Select all lines with the string "xlabel" in them, and copy those lines.

### Task inputs:
>>

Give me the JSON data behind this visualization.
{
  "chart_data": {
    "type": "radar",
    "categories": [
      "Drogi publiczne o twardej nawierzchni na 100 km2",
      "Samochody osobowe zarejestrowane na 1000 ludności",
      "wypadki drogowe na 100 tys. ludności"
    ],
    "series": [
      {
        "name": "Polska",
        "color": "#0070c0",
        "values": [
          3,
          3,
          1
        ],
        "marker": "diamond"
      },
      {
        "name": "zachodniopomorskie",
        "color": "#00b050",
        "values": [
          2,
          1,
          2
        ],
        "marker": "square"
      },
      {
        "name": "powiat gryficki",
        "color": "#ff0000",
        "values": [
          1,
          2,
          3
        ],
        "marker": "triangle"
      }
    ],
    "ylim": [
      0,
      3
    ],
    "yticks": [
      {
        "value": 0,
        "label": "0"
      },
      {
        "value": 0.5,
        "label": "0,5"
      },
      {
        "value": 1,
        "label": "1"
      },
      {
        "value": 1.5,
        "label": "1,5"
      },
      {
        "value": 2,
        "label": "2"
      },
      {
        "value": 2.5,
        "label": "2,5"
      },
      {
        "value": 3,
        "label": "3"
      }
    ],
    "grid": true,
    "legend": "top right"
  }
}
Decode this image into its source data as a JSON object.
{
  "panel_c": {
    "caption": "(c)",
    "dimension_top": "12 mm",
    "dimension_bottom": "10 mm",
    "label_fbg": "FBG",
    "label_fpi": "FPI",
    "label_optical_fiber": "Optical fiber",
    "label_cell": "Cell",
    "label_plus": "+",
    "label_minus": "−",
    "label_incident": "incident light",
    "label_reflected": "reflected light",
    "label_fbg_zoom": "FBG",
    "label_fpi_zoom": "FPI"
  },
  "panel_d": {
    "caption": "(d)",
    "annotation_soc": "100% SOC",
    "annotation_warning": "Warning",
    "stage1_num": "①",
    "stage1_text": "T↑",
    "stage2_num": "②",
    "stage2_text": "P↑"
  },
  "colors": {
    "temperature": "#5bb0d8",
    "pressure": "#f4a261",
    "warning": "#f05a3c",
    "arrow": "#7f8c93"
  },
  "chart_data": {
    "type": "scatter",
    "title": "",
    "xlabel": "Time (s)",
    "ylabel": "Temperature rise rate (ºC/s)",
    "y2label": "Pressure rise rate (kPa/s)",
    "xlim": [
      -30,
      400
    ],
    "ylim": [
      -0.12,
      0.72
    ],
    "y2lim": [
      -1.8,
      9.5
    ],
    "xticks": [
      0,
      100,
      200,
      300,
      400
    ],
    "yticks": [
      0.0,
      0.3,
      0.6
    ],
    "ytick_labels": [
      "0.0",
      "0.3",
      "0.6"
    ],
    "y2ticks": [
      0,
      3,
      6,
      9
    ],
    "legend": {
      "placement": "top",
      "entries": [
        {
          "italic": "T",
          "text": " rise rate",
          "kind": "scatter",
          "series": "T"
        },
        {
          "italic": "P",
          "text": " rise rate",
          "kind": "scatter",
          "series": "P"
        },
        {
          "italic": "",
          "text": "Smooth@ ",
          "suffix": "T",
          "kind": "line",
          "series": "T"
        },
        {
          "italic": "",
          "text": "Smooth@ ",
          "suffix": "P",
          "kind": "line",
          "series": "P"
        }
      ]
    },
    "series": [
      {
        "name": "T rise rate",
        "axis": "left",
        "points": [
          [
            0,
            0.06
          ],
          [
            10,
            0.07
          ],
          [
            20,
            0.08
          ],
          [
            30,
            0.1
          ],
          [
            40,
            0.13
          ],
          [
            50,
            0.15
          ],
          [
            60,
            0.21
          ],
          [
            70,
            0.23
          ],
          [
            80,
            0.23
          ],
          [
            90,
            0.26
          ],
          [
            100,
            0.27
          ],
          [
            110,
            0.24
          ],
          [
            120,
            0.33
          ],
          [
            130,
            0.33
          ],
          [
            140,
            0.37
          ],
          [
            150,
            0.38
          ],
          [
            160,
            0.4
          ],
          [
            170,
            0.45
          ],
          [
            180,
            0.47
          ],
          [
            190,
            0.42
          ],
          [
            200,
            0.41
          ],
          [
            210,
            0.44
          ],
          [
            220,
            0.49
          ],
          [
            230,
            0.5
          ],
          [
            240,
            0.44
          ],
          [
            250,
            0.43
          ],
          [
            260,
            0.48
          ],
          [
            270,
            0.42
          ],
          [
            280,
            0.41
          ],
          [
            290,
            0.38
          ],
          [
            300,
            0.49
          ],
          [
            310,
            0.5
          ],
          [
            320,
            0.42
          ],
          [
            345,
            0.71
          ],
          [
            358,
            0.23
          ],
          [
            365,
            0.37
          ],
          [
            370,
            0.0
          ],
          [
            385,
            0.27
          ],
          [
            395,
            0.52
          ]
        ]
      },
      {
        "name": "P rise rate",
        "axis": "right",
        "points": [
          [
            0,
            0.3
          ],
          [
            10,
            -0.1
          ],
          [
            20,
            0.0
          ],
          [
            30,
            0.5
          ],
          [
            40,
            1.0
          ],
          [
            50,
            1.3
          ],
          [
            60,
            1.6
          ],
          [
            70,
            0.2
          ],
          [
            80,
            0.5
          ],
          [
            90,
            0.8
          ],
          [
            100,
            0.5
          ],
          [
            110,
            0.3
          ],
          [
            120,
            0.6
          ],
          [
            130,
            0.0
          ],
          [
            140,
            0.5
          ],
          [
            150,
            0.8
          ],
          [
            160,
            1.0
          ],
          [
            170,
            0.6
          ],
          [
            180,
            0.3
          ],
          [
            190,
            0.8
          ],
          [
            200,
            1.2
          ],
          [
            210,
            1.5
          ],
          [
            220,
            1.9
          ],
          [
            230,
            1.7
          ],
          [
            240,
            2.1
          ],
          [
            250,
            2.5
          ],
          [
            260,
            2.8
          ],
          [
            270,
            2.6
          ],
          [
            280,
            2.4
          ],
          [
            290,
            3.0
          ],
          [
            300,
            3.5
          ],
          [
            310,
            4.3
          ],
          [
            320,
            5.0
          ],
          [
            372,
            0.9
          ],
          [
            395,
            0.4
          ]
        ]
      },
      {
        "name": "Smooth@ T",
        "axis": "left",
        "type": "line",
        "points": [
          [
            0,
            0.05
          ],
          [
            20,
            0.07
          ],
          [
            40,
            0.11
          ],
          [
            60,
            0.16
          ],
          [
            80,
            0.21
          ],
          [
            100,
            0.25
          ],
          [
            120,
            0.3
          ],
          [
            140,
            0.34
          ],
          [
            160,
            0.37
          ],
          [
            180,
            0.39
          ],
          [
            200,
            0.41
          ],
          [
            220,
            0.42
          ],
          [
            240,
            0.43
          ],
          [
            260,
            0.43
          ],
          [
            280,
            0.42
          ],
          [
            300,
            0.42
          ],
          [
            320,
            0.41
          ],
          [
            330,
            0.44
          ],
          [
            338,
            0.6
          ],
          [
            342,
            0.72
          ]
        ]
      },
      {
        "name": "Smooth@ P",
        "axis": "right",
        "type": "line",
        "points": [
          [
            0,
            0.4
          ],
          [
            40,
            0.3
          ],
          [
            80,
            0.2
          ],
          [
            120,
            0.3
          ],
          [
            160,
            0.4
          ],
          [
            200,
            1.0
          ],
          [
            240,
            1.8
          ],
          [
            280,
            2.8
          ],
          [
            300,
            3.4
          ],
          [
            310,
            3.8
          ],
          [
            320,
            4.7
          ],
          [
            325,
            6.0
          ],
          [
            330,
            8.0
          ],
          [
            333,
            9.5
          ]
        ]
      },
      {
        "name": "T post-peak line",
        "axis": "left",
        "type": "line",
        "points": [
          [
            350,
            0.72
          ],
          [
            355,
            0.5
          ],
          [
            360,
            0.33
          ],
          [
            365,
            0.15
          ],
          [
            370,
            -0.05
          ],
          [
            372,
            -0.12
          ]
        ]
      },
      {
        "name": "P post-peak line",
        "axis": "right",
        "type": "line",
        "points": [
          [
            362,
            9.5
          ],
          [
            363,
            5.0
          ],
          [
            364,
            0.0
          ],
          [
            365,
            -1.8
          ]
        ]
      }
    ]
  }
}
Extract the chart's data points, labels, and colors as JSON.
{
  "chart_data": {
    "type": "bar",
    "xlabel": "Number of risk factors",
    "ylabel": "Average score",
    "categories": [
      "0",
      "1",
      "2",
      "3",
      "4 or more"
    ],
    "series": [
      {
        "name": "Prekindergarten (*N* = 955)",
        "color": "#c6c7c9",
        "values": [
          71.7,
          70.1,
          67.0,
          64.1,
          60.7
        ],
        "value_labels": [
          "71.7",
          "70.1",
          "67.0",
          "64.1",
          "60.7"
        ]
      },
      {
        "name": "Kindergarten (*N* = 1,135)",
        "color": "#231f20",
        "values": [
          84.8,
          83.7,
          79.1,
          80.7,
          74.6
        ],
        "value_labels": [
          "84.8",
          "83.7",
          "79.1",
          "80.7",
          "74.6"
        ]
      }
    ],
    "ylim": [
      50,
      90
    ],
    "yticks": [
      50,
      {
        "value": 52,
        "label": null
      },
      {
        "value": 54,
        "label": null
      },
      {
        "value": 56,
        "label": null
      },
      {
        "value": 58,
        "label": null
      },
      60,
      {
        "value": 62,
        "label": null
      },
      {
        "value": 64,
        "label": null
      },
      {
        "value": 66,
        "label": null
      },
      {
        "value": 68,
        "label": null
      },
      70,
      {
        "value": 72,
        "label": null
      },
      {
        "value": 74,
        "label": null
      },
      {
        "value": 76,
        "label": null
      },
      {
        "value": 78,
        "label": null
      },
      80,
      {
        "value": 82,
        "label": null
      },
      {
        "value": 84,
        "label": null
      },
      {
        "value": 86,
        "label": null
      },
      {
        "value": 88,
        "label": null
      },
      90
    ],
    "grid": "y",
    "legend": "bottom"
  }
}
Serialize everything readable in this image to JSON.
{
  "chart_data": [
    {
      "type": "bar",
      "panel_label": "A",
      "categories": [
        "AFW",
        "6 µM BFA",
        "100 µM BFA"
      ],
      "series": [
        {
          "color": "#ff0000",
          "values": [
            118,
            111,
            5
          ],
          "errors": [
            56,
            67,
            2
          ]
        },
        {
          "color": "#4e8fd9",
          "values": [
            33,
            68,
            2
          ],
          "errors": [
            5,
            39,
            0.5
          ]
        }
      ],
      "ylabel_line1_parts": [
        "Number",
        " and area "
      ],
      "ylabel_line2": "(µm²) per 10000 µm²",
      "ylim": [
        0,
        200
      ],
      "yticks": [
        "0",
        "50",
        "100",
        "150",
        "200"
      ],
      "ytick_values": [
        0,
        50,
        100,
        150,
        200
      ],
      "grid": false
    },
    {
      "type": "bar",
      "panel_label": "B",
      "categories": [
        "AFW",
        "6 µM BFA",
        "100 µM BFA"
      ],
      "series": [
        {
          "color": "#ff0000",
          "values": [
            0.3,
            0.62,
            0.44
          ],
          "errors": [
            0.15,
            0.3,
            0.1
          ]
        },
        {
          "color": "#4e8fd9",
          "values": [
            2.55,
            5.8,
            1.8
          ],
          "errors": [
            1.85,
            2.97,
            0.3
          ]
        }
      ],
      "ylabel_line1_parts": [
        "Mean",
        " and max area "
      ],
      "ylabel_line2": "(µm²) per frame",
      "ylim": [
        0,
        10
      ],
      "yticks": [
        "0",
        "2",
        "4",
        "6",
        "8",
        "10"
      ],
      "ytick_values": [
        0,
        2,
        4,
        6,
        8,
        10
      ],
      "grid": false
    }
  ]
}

<<

### Result for this exercise:
    "xlabel": "Time (s)",
    "xlabel": "Number of risk factors",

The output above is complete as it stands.